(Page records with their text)

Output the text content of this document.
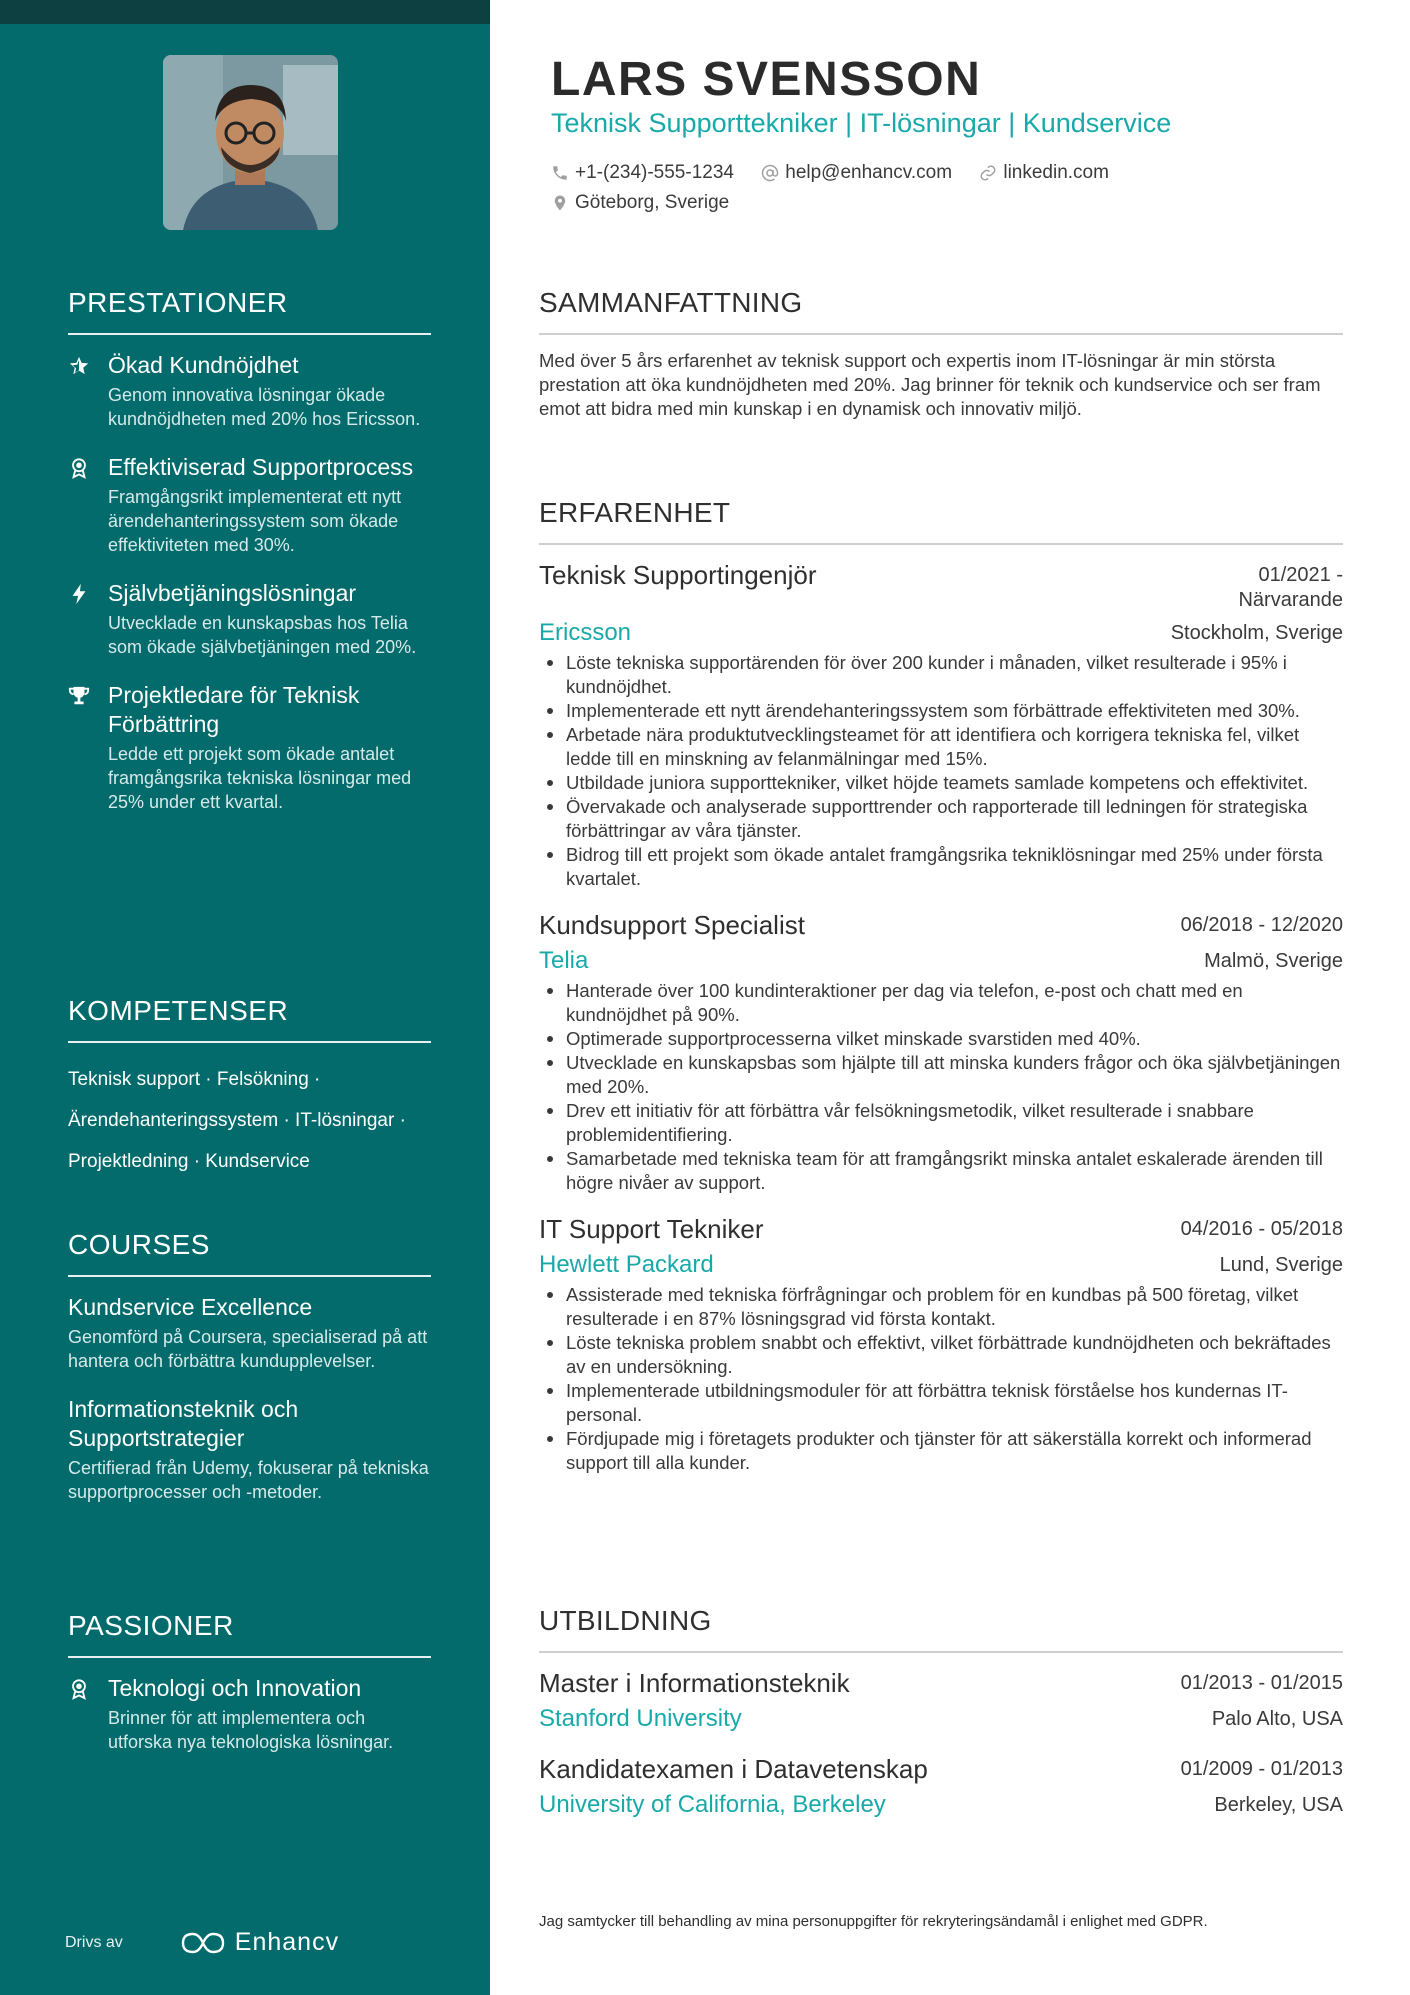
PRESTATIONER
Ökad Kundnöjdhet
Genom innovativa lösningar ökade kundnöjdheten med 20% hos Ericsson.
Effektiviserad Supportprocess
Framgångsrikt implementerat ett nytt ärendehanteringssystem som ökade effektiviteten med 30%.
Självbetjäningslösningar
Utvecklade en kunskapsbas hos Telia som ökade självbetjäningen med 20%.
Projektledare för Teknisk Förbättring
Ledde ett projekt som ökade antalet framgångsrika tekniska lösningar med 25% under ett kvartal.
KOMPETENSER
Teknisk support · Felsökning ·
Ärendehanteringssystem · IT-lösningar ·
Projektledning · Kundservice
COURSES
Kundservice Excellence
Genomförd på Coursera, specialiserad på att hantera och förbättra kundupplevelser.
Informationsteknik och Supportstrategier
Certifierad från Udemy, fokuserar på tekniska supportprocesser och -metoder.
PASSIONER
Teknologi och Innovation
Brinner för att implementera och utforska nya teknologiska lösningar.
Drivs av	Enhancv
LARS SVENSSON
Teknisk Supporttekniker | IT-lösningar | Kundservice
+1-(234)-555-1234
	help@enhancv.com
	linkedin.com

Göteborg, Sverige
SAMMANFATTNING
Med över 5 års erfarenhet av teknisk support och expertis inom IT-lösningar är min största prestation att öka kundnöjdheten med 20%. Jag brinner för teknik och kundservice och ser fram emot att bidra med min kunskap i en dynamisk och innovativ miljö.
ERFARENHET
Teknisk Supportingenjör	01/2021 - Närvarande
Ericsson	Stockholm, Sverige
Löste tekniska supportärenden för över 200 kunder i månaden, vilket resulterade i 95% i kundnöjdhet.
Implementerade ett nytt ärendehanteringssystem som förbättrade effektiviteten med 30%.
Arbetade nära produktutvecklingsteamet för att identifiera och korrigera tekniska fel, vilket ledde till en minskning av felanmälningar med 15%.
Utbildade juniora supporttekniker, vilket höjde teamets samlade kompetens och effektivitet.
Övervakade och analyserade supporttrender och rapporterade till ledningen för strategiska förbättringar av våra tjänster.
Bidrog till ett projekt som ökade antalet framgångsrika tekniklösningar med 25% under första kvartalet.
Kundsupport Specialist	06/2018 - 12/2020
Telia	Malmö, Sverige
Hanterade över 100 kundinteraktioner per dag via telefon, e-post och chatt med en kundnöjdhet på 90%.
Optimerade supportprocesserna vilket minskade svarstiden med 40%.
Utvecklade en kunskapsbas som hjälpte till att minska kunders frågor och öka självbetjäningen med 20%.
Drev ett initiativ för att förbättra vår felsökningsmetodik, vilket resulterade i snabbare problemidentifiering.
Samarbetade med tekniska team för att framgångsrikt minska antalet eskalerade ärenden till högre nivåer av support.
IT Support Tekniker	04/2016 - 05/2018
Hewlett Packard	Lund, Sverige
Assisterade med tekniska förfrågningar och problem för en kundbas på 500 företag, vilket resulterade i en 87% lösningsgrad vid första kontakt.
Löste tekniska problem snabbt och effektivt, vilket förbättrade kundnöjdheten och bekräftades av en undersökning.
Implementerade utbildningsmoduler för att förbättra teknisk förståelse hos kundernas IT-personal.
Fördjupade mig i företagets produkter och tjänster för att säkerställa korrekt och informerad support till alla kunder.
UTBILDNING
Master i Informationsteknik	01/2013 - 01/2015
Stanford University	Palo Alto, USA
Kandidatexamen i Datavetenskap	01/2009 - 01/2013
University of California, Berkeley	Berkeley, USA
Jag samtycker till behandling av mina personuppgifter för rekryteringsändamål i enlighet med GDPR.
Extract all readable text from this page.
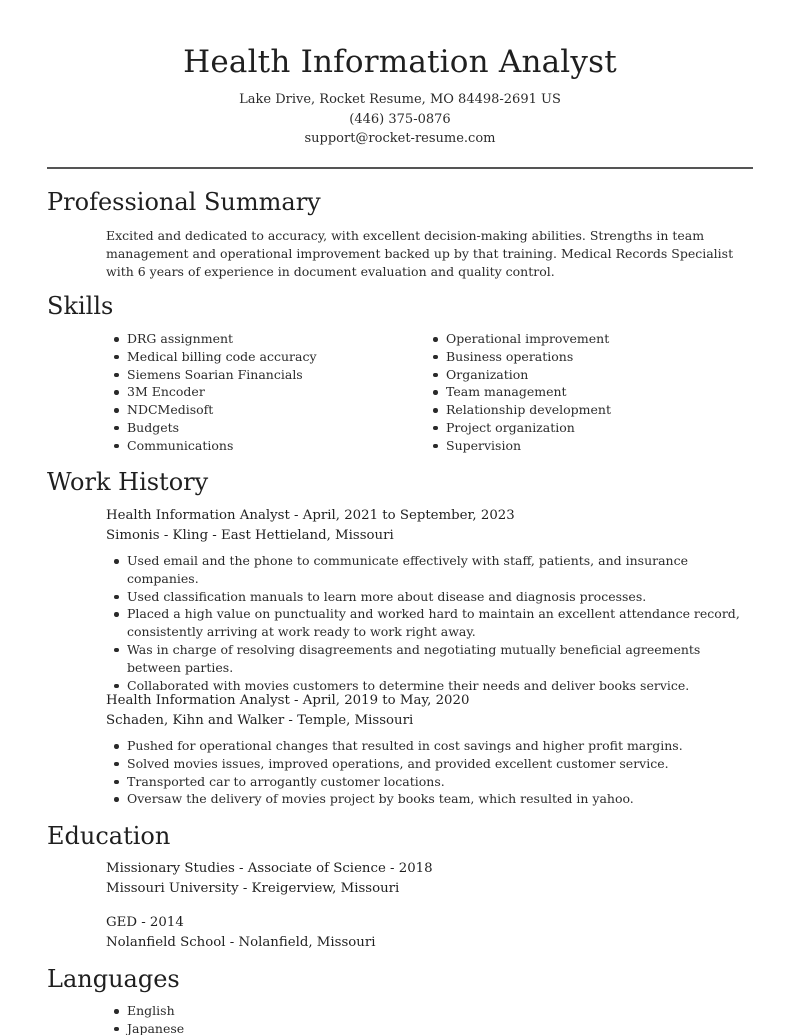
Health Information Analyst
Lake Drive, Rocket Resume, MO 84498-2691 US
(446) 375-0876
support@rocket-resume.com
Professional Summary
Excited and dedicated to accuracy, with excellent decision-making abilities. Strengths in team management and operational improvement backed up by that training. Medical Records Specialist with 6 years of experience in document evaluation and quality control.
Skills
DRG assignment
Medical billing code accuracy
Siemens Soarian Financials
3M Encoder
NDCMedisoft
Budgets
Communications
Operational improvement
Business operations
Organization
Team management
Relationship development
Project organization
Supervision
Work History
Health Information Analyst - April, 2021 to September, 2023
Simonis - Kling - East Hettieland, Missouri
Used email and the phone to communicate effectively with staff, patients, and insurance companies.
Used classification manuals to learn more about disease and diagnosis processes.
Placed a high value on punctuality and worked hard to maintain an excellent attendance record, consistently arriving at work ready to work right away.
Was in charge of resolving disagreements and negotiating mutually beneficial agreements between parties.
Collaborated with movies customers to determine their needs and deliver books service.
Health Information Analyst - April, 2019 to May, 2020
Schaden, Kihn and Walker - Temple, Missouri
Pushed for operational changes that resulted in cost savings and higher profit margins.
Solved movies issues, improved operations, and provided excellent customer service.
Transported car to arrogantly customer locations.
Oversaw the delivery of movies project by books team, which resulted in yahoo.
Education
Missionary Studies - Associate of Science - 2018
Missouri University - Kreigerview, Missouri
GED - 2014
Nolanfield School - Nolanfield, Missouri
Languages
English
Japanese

• **What the task asks**: Each record above should be duplicated word for word, with no pictures included.

• **Answer box**:
Output the text content of this document.
PRESTATIONER
Ökad Kundnöjdhet
Genom innovativa lösningar ökade kundnöjdheten med 20% hos Ericsson.
Effektiviserad Supportprocess
Framgångsrikt implementerat ett nytt ärendehanteringssystem som ökade effektiviteten med 30%.
Självbetjäningslösningar
Utvecklade en kunskapsbas hos Telia som ökade självbetjäningen med 20%.
Projektledare för Teknisk Förbättring
Ledde ett projekt som ökade antalet framgångsrika tekniska lösningar med 25% under ett kvartal.
KOMPETENSER
Teknisk support · Felsökning ·
Ärendehanteringssystem · IT-lösningar ·
Projektledning · Kundservice
COURSES
Kundservice Excellence
Genomförd på Coursera, specialiserad på att hantera och förbättra kundupplevelser.
Informationsteknik och Supportstrategier
Certifierad från Udemy, fokuserar på tekniska supportprocesser och -metoder.
PASSIONER
Teknologi och Innovation
Brinner för att implementera och utforska nya teknologiska lösningar.
Drivs av	Enhancv
LARS SVENSSON
Teknisk Supporttekniker | IT-lösningar | Kundservice
+1-(234)-555-1234
	help@enhancv.com
	linkedin.com

Göteborg, Sverige
SAMMANFATTNING
Med över 5 års erfarenhet av teknisk support och expertis inom IT-lösningar är min största prestation att öka kundnöjdheten med 20%. Jag brinner för teknik och kundservice och ser fram emot att bidra med min kunskap i en dynamisk och innovativ miljö.
ERFARENHET
Teknisk Supportingenjör	01/2021 - Närvarande
Ericsson	Stockholm, Sverige
Löste tekniska supportärenden för över 200 kunder i månaden, vilket resulterade i 95% i kundnöjdhet.
Implementerade ett nytt ärendehanteringssystem som förbättrade effektiviteten med 30%.
Arbetade nära produktutvecklingsteamet för att identifiera och korrigera tekniska fel, vilket ledde till en minskning av felanmälningar med 15%.
Utbildade juniora supporttekniker, vilket höjde teamets samlade kompetens och effektivitet.
Övervakade och analyserade supporttrender och rapporterade till ledningen för strategiska förbättringar av våra tjänster.
Bidrog till ett projekt som ökade antalet framgångsrika tekniklösningar med 25% under första kvartalet.
Kundsupport Specialist	06/2018 - 12/2020
Telia	Malmö, Sverige
Hanterade över 100 kundinteraktioner per dag via telefon, e-post och chatt med en kundnöjdhet på 90%.
Optimerade supportprocesserna vilket minskade svarstiden med 40%.
Utvecklade en kunskapsbas som hjälpte till att minska kunders frågor och öka självbetjäningen med 20%.
Drev ett initiativ för att förbättra vår felsökningsmetodik, vilket resulterade i snabbare problemidentifiering.
Samarbetade med tekniska team för att framgångsrikt minska antalet eskalerade ärenden till högre nivåer av support.
IT Support Tekniker	04/2016 - 05/2018
Hewlett Packard	Lund, Sverige
Assisterade med tekniska förfrågningar och problem för en kundbas på 500 företag, vilket resulterade i en 87% lösningsgrad vid första kontakt.
Löste tekniska problem snabbt och effektivt, vilket förbättrade kundnöjdheten och bekräftades av en undersökning.
Implementerade utbildningsmoduler för att förbättra teknisk förståelse hos kundernas IT-personal.
Fördjupade mig i företagets produkter och tjänster för att säkerställa korrekt och informerad support till alla kunder.
UTBILDNING
Master i Informationsteknik	01/2013 - 01/2015
Stanford University	Palo Alto, USA
Kandidatexamen i Datavetenskap	01/2009 - 01/2013
University of California, Berkeley	Berkeley, USA
Jag samtycker till behandling av mina personuppgifter för rekryteringsändamål i enlighet med GDPR.
Extract all readable text from this page.
Health Information Analyst
Lake Drive, Rocket Resume, MO 84498-2691 US
(446) 375-0876
support@rocket-resume.com
Professional Summary
Excited and dedicated to accuracy, with excellent decision-making abilities. Strengths in team management and operational improvement backed up by that training. Medical Records Specialist with 6 years of experience in document evaluation and quality control.
Skills
DRG assignment
Medical billing code accuracy
Siemens Soarian Financials
3M Encoder
NDCMedisoft
Budgets
Communications
Operational improvement
Business operations
Organization
Team management
Relationship development
Project organization
Supervision
Work History
Health Information Analyst - April, 2021 to September, 2023
Simonis - Kling - East Hettieland, Missouri
Used email and the phone to communicate effectively with staff, patients, and insurance companies.
Used classification manuals to learn more about disease and diagnosis processes.
Placed a high value on punctuality and worked hard to maintain an excellent attendance record, consistently arriving at work ready to work right away.
Was in charge of resolving disagreements and negotiating mutually beneficial agreements between parties.
Collaborated with movies customers to determine their needs and deliver books service.
Health Information Analyst - April, 2019 to May, 2020
Schaden, Kihn and Walker - Temple, Missouri
Pushed for operational changes that resulted in cost savings and higher profit margins.
Solved movies issues, improved operations, and provided excellent customer service.
Transported car to arrogantly customer locations.
Oversaw the delivery of movies project by books team, which resulted in yahoo.
Education
Missionary Studies - Associate of Science - 2018
Missouri University - Kreigerview, Missouri
GED - 2014
Nolanfield School - Nolanfield, Missouri
Languages
English
Japanese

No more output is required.